Task prompt >> An exact copy of every record is needed.

[Dataset listings of figures]
============================================================
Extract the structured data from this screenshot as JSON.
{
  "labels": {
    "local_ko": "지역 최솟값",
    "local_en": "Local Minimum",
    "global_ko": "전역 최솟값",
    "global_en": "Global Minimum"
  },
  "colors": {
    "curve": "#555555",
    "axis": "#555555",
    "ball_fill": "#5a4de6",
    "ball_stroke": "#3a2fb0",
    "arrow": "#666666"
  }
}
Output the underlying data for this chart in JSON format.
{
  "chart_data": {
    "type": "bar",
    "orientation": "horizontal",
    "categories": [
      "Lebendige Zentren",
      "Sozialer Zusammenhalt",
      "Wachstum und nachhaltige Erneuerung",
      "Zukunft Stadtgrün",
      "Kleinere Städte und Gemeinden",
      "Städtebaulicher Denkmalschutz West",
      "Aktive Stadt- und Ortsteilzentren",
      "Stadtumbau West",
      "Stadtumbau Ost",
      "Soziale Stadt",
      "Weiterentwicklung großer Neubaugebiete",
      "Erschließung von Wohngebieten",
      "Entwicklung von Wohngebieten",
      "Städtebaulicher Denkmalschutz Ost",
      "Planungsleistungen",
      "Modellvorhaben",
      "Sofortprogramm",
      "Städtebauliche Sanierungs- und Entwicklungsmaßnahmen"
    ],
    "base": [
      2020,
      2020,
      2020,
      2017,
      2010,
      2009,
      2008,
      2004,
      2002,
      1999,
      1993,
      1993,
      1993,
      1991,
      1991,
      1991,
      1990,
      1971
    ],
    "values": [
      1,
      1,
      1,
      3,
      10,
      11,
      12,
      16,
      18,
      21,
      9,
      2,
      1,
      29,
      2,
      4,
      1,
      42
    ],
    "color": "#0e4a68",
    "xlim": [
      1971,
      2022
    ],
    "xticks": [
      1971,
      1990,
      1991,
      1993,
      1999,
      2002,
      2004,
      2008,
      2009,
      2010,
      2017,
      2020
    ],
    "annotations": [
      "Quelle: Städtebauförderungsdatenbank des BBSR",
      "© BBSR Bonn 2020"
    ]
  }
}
============================================================
Output of the task >>
Extract the structured data from this screenshot as JSON.
{
  "labels": {
    "local_ko": "지역 최솟값",
    "local_en": "Local Minimum",
    "global_ko": "전역 최솟값",
    "global_en": "Global Minimum"
  },
  "colors": {
    "curve": "#555555",
    "axis": "#555555",
    "ball_fill": "#5a4de6",
    "ball_stroke": "#3a2fb0",
    "arrow": "#666666"
  }
}
Output the underlying data for this chart in JSON format.
{
  "chart_data": {
    "type": "bar",
    "orientation": "horizontal",
    "categories": [
      "Lebendige Zentren",
      "Sozialer Zusammenhalt",
      "Wachstum und nachhaltige Erneuerung",
      "Zukunft Stadtgrün",
      "Kleinere Städte und Gemeinden",
      "Städtebaulicher Denkmalschutz West",
      "Aktive Stadt- und Ortsteilzentren",
      "Stadtumbau West",
      "Stadtumbau Ost",
      "Soziale Stadt",
      "Weiterentwicklung großer Neubaugebiete",
      "Erschließung von Wohngebieten",
      "Entwicklung von Wohngebieten",
      "Städtebaulicher Denkmalschutz Ost",
      "Planungsleistungen",
      "Modellvorhaben",
      "Sofortprogramm",
      "Städtebauliche Sanierungs- und Entwicklungsmaßnahmen"
    ],
    "base": [
      2020,
      2020,
      2020,
      2017,
      2010,
      2009,
      2008,
      2004,
      2002,
      1999,
      1993,
      1993,
      1993,
      1991,
      1991,
      1991,
      1990,
      1971
    ],
    "values": [
      1,
      1,
      1,
      3,
      10,
      11,
      12,
      16,
      18,
      21,
      9,
      2,
      1,
      29,
      2,
      4,
      1,
      42
    ],
    "color": "#0e4a68",
    "xlim": [
      1971,
      2022
    ],
    "xticks": [
      1971,
      1990,
      1991,
      1993,
      1999,
      2002,
      2004,
      2008,
      2009,
      2010,
      2017,
      2020
    ],
    "annotations": [
      "Quelle: Städtebauförderungsdatenbank des BBSR",
      "© BBSR Bonn 2020"
    ]
  }
}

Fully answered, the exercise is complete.